[TEXTO PROPORCIONADO]

Un expolicía que no pasó los exámenes de confianza y su novia habían ayudado a Benjamín a cometer el parricidio que planeó durante dos meses. Quizá había germinado durante años, dejando atrás cualquier buen recuerdo, cualquier síntoma de empatía humana, de amor hacia quienes le dieron la vida y lo procuraron durante 22 años. Todo se perdió por el rencor que le guardaba a sus padres y la inherente imagen de su madre maltratándolo.

 

 

Pero “no hay recuerdos”. Con esa frase responde a López-Dóriga cuando le cuestiona si se reunió con los asesinos en el Metro Miguel Ángel de Quevedo. No hay recuerdos de cuando les dijo: “Quiero que maten a mis padres”. No hay recuerdos…

 

 

Aun sin memorias del amor de sus padres, ellos lo cuidaban aun muertos: habían comprado un seguro de vida para su vástago, el cual también fue un incentivo para planear los homicidios.

 

Con Micha, afirma que no tenía conocimiento de ninguna póliza o seguro, pero explica que no podía cobrar el seguro toda vez que su madre se había suicidado.

 

 

El río de sangre en su mente y la chorreante tinta de un abogado que no deja de hablar, aquel 30 de septiembre. El río de sangre mojando sus memorias mientras el procurador revela que Benjamín Serment no sólo contrató a la pareja homicida para asesinar a su padre, sino también para que mataran a su madre (también por 100 mil pesos). Fingirían un suicidio. De ahí el toque tan cinematográfico: Adriana, antes de morir, vio la foto de su ya inexistente familia.

 

 

Desde que Alejandro y Sarahí entraron al departamento de Rosique, tenían en mente el retrato que dejarían caer por ahí, como seguramente vieron en la televisión o en el cine. Todo después de que Benjamín y Pamela sorpresivamente la visitaran y dejaran la puerta abierta.

 

 

Repitieron la escena: cometieron el asesinato y fueron a sacar el dinero de cajeros, mientras Benjamín ya tenía la coartada: no estuvo con su madre porque llevó a su novia al hospital, sin pensar que fácilmente las cámaras de seguridad refutarían esta versión.

[/TEXTO PROPORCIONADO]
[MATERIAL DE ORIGEN]

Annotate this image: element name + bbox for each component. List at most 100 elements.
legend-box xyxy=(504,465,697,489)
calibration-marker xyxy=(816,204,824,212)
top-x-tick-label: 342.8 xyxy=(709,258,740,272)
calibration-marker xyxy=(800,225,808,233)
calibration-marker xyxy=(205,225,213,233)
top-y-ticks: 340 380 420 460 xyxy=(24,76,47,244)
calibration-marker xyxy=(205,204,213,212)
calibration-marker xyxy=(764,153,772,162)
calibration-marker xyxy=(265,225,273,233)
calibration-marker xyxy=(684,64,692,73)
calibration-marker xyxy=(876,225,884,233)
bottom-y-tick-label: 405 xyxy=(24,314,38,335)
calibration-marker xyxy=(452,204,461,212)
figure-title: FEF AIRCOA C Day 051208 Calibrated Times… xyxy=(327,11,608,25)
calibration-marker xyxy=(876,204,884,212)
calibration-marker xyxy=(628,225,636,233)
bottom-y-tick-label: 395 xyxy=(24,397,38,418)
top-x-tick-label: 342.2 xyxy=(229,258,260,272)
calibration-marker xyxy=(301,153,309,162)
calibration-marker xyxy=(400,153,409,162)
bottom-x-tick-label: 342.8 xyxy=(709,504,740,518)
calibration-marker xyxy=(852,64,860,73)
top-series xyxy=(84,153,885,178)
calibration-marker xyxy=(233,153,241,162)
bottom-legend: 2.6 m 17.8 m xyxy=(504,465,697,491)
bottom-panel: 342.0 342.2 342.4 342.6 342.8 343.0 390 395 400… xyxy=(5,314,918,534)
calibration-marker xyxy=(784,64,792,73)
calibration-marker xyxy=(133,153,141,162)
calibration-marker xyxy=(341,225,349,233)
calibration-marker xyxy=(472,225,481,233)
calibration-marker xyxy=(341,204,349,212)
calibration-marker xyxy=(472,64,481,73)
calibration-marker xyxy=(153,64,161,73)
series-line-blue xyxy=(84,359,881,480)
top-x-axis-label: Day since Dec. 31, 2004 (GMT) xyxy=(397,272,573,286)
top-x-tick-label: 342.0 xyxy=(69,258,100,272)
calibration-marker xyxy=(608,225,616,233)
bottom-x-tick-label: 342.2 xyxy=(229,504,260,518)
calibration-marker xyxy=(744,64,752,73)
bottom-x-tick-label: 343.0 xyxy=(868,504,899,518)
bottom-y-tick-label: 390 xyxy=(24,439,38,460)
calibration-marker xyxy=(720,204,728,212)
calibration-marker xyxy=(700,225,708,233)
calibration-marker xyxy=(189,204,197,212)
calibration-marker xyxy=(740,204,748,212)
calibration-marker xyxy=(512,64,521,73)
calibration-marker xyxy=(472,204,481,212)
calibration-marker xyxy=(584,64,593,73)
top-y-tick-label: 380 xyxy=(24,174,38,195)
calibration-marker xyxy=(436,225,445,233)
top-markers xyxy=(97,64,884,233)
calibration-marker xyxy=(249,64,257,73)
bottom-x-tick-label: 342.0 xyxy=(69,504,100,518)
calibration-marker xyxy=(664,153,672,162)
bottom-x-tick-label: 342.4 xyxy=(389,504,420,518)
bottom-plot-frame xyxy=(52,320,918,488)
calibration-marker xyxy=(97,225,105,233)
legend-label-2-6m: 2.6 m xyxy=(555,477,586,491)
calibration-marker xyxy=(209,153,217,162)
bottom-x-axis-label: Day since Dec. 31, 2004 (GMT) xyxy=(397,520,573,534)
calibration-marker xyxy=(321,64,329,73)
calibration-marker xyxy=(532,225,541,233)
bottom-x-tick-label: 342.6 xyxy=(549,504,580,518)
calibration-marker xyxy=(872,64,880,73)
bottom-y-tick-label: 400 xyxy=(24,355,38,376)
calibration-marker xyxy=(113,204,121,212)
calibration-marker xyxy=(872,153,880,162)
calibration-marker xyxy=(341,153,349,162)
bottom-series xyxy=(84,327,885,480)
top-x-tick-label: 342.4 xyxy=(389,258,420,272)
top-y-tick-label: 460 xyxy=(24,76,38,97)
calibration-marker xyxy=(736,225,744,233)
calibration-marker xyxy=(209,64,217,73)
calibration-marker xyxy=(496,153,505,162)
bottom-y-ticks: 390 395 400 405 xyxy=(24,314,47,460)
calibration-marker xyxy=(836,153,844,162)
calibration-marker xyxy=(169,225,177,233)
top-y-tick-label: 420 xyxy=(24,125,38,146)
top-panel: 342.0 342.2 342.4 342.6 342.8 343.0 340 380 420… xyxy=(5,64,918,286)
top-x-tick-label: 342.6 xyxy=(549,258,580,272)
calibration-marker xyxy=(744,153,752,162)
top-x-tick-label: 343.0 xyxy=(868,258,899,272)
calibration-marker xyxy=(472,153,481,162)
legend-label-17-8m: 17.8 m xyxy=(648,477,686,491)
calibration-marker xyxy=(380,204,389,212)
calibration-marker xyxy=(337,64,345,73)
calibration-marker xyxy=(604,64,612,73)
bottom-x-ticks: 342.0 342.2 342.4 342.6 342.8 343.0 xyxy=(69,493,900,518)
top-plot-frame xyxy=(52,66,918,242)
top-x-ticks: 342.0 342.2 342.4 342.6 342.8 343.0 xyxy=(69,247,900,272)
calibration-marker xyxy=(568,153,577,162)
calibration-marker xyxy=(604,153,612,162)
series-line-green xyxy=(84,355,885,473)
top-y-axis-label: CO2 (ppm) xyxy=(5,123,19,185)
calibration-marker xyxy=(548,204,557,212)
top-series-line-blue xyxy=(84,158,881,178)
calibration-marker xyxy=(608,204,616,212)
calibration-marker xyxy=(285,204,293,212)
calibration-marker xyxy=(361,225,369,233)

[/MATERIAL DE ORIGEN]

TAREAS POR HACER:
1: Vuelve a escribir el fragmento del texto sobre el caso de Benjamín Serment que empieza con "Un expolicía que" y sigue hasta "su madre maltratándolo.".
2: Según el texto sobre el caso de Benjamín Serment, ¿durante cuánto tiempo planeó Benjamín el parricidio?
3: Continúa el texto sobre el caso de Benjamín Serment a partir de su última oración.

RESPUESTAS:
1:
Un expolicía que no pasó los exámenes de confianza y su novia habían ayudado a Benjamín a cometer el parricidio que planeó durante dos meses. Quizá había germinado durante años, dejando atrás cualquier buen recuerdo, cualquier síntoma de empatía humana, de amor hacia quienes le dieron la vida y lo procuraron durante 22 años. Todo se perdió por el rencor que le guardaba a sus padres y la inherente imagen de su madre maltratándolo.

2: Durante dos meses.

3:
 

 

Su frágil mentira también quedaría en evidencia frente a López-Dóriga. En menos de 10 minutos dio dos versiones completamente opuestas: fue a visitar a Pamela y, para no correr riesgo al caminar por la madrugada, se quedaría con ella; la segunda era parecida a la que dio a las autoridades, palabras más, palabras menos.

 

 

Y repite la dosis con Adela: -Yo estuve en el hospital con mi novia –dice Benjamín.

 

 

-Pero no hay registro de esa visita, Benjamín.

 

¿Cómo te explicas que no haya registro? –cuestiona, efusiva, la periodista. -Debe haberlos… -musita, tras un largo silencio. -Pues no los hay. -Pues debe haberlos.

 

-¿Y qué hay de las cámaras de seguridad que

 

te ubican en otro lugar y no en el hospital?

 

 

Silencio. Mirada fija en quien lo deja expuesto: “Debe haber registros”.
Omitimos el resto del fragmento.